(Source data)
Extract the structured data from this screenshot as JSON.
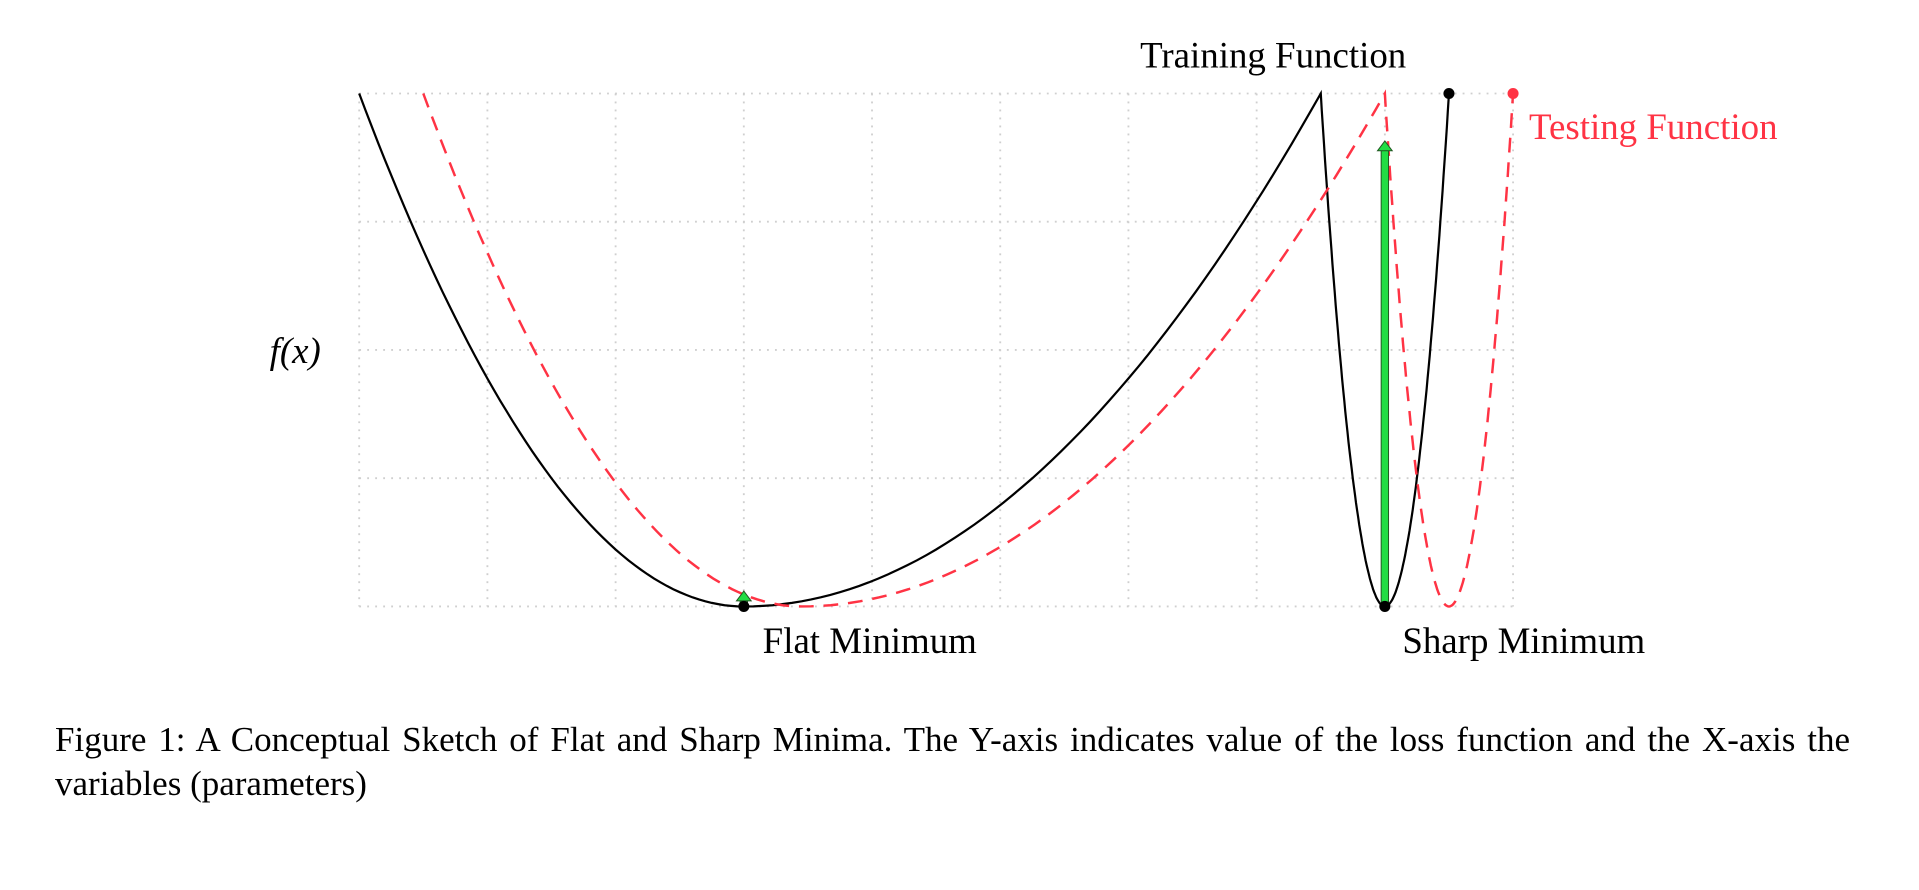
{
  "chart_data": {
    "type": "line",
    "curve_shape": "piecewise parabolic",
    "title": "",
    "xlabel": "",
    "ylabel": "f(x)",
    "xlim": [
      0,
      9
    ],
    "ylim": [
      0,
      4
    ],
    "grid": true,
    "grid_style": "dotted",
    "series": [
      {
        "name": "Training Function",
        "color": "#000000",
        "style": "solid",
        "points": [
          [
            0,
            4
          ],
          [
            3,
            0
          ],
          [
            7.5,
            4
          ],
          [
            8,
            0
          ],
          [
            8.5,
            4
          ]
        ]
      },
      {
        "name": "Testing Function",
        "color": "#ff3344",
        "style": "dashed",
        "points": [
          [
            0.5,
            4
          ],
          [
            3.45,
            0
          ],
          [
            8,
            4
          ],
          [
            8.5,
            0
          ],
          [
            9,
            4
          ]
        ]
      }
    ],
    "markers": [
      {
        "x": 3,
        "y": 0,
        "color": "#000000"
      },
      {
        "x": 8,
        "y": 0,
        "color": "#000000"
      },
      {
        "x": 8.5,
        "y": 4,
        "color": "#000000"
      },
      {
        "x": 9,
        "y": 4,
        "color": "#ff3344"
      }
    ],
    "arrows": [
      {
        "x": 3,
        "from": 0,
        "to": 0.12,
        "color": "#22dd44"
      },
      {
        "x": 8,
        "from": 0,
        "to": 3.63,
        "color": "#22dd44"
      }
    ],
    "annotations": {
      "training": "Training Function",
      "testing": "Testing Function",
      "flat": "Flat Minimum",
      "sharp": "Sharp Minimum"
    }
  },
  "caption": {
    "line1": "Figure 1: A Conceptual Sketch of Flat and Sharp Minima. The Y-axis indicates value of the loss",
    "line2": "function and the X-axis the variables (parameters)"
  }
}
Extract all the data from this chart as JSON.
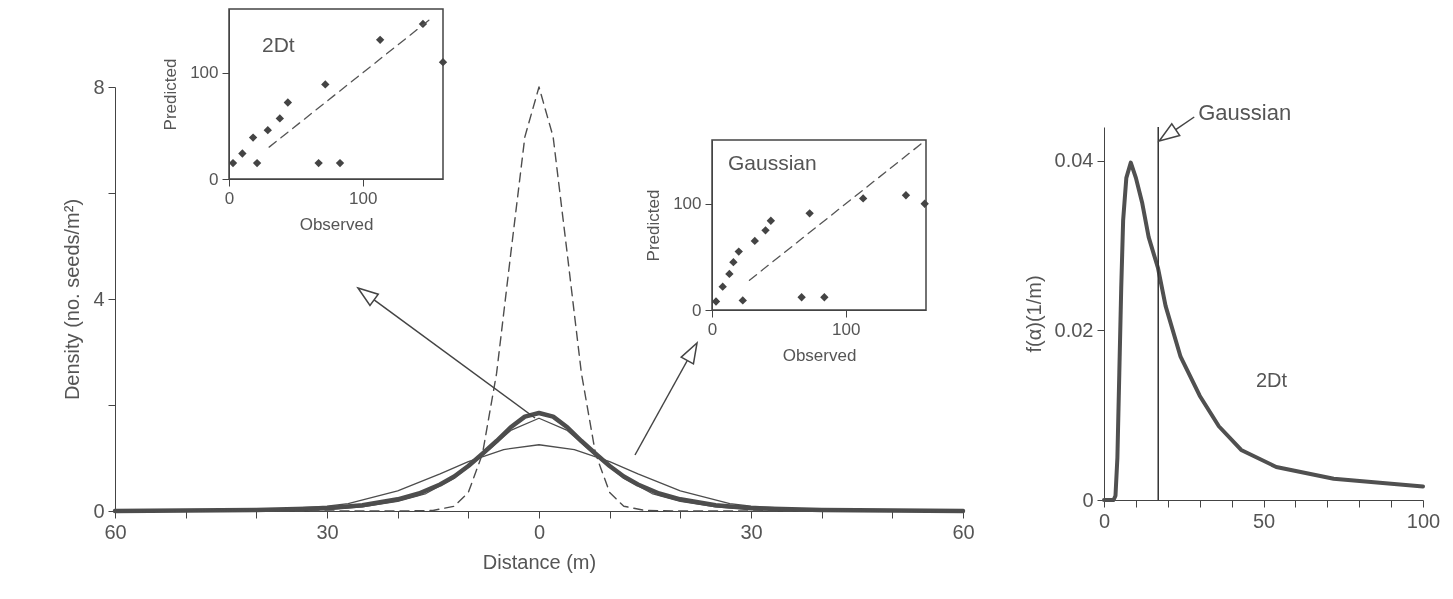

YOUR GOAL. Compute how many lines include the string "Sharp", then give that number by itself.

THE REPLY. 2